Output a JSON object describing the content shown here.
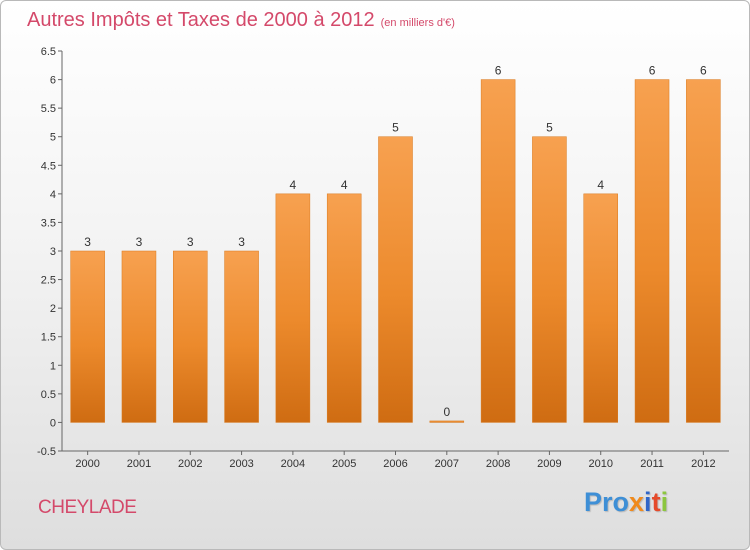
{
  "chart_data": {
    "type": "bar",
    "title": "Autres Impôts et Taxes de 2000 à 2012",
    "subtitle": "(en milliers d'€)",
    "categories": [
      "2000",
      "2001",
      "2002",
      "2003",
      "2004",
      "2005",
      "2006",
      "2007",
      "2008",
      "2009",
      "2010",
      "2011",
      "2012"
    ],
    "values": [
      3,
      3,
      3,
      3,
      4,
      4,
      5,
      0,
      6,
      5,
      4,
      6,
      6
    ],
    "y_ticks": [
      "-0.5",
      "0",
      "0.5",
      "1",
      "1.5",
      "2",
      "2.5",
      "3",
      "3.5",
      "4",
      "4.5",
      "5",
      "5.5",
      "6",
      "6.5"
    ],
    "ylim": [
      -0.5,
      6.5
    ],
    "grid": false,
    "bar_color": "#f0922e",
    "bar_color_dark": "#d06e12"
  },
  "footer": {
    "commune": "CHEYLADE",
    "logo": [
      "Pro",
      "x",
      "i",
      "t",
      "i"
    ]
  },
  "colors": {
    "title": "#d4496a"
  }
}
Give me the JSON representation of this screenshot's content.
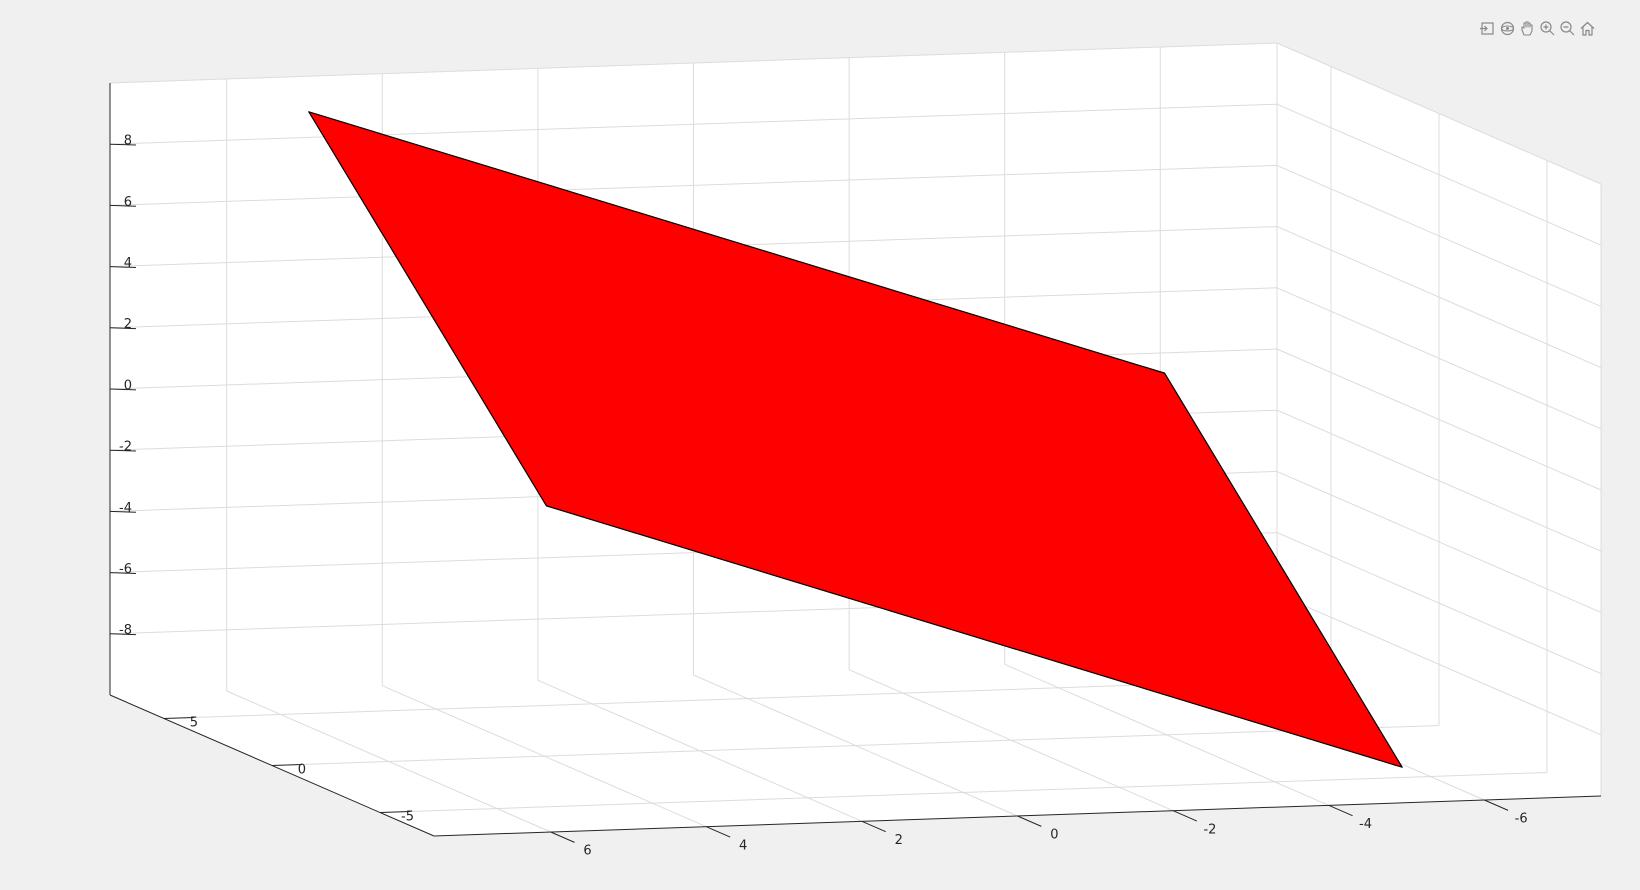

══════════

GIVEN PROBLEM: Give the data above again in full and unchanged, skipping the pictures.

OUTPUT FOR THIS EXERCISE:
Output a JSON object describing the content shown here.
{
  "chart_data": {
    "type": "bar",
    "title": "Autres Impôts et Taxes de 2000 à 2012",
    "subtitle": "(en milliers d'€)",
    "categories": [
      "2000",
      "2001",
      "2002",
      "2003",
      "2004",
      "2005",
      "2006",
      "2007",
      "2008",
      "2009",
      "2010",
      "2011",
      "2012"
    ],
    "values": [
      3,
      3,
      3,
      3,
      4,
      4,
      5,
      0,
      6,
      5,
      4,
      6,
      6
    ],
    "y_ticks": [
      "-0.5",
      "0",
      "0.5",
      "1",
      "1.5",
      "2",
      "2.5",
      "3",
      "3.5",
      "4",
      "4.5",
      "5",
      "5.5",
      "6",
      "6.5"
    ],
    "ylim": [
      -0.5,
      6.5
    ],
    "grid": false,
    "bar_color": "#f0922e",
    "bar_color_dark": "#d06e12"
  },
  "footer": {
    "commune": "CHEYLADE",
    "logo": [
      "Pro",
      "x",
      "i",
      "t",
      "i"
    ]
  },
  "colors": {
    "title": "#d4496a"
  }
}
Give me the JSON representation of this screenshot's content.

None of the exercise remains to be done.